- YOUR INSTRUCTIONS
Change "cloud-lightning-icon" to "storm-icon" in the data from its first line up to and including the line with "standard-color-label: 使用标准色 (461, 179, 679, 216)". Write out those lines again with nothing else altered.

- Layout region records

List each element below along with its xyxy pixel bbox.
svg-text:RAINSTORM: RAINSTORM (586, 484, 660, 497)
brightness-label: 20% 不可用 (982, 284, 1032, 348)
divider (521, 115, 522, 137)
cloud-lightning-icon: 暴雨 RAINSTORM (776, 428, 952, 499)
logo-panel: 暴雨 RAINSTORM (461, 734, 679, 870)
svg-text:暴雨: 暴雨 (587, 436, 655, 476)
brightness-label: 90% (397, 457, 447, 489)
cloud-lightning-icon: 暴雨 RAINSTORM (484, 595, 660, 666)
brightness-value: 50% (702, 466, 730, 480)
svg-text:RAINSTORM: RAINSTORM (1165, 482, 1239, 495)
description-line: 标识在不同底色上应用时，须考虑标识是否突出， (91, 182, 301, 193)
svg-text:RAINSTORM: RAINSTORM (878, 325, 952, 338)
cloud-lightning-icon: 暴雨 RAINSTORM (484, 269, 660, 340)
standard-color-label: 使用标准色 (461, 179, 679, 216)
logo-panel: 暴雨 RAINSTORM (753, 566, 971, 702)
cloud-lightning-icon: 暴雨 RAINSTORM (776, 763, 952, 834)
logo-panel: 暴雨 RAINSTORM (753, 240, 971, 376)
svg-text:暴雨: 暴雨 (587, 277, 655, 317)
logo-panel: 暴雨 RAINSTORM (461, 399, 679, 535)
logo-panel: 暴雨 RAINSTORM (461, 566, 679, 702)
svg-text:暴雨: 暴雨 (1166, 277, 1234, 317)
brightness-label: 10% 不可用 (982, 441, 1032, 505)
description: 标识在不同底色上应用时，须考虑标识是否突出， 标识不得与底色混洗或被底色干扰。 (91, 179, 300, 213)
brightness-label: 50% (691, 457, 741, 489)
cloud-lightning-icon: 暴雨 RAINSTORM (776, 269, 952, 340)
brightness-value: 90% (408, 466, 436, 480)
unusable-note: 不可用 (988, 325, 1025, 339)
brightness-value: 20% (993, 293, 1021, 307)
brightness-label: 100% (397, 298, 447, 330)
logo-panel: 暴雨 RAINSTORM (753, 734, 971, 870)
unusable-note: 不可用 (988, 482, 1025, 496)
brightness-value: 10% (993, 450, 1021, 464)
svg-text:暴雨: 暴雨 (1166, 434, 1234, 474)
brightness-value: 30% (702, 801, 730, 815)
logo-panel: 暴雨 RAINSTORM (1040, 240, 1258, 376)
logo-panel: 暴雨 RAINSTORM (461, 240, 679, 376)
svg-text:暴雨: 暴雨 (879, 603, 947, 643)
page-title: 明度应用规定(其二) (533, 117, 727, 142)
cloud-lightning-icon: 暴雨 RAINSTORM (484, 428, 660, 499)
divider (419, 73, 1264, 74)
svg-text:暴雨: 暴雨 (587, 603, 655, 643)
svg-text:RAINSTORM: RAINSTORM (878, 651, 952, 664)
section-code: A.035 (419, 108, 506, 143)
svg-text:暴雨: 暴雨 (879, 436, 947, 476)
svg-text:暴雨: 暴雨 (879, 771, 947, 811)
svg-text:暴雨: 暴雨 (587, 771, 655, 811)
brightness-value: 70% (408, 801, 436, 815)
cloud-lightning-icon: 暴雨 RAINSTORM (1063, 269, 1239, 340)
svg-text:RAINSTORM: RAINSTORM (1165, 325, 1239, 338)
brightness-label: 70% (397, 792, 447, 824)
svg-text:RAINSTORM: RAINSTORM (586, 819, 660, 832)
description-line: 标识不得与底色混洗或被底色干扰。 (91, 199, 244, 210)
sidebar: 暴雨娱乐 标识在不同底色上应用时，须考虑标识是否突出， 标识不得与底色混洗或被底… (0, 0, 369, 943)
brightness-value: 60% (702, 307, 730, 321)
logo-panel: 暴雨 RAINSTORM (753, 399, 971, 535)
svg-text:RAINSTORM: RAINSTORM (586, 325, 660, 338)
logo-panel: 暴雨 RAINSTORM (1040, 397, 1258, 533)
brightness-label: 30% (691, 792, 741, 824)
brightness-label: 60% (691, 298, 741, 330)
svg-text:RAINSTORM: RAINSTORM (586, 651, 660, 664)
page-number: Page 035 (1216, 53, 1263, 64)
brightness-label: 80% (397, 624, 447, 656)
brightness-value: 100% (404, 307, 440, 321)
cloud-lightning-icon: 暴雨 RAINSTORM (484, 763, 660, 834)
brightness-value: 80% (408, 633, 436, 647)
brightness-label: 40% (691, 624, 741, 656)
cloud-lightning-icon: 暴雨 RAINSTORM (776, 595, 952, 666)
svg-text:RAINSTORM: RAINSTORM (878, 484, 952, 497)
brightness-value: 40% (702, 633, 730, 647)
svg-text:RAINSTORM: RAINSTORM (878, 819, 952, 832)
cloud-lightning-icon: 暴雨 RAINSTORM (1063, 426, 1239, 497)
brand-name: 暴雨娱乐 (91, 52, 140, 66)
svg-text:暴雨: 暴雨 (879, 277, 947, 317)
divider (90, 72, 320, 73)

- TASK RESPONSE
List each element below along with its xyxy pixel bbox.
svg-text:RAINSTORM: RAINSTORM (586, 484, 660, 497)
brightness-label: 20% 不可用 (982, 284, 1032, 348)
divider (521, 115, 522, 137)
storm-icon: 暴雨 RAINSTORM (776, 428, 952, 499)
logo-panel: 暴雨 RAINSTORM (461, 734, 679, 870)
svg-text:暴雨: 暴雨 (587, 436, 655, 476)
brightness-label: 90% (397, 457, 447, 489)
storm-icon: 暴雨 RAINSTORM (484, 595, 660, 666)
brightness-value: 50% (702, 466, 730, 480)
svg-text:RAINSTORM: RAINSTORM (1165, 482, 1239, 495)
description-line: 标识在不同底色上应用时，须考虑标识是否突出， (91, 182, 301, 193)
svg-text:RAINSTORM: RAINSTORM (878, 325, 952, 338)
storm-icon: 暴雨 RAINSTORM (484, 269, 660, 340)
standard-color-label: 使用标准色 (461, 179, 679, 216)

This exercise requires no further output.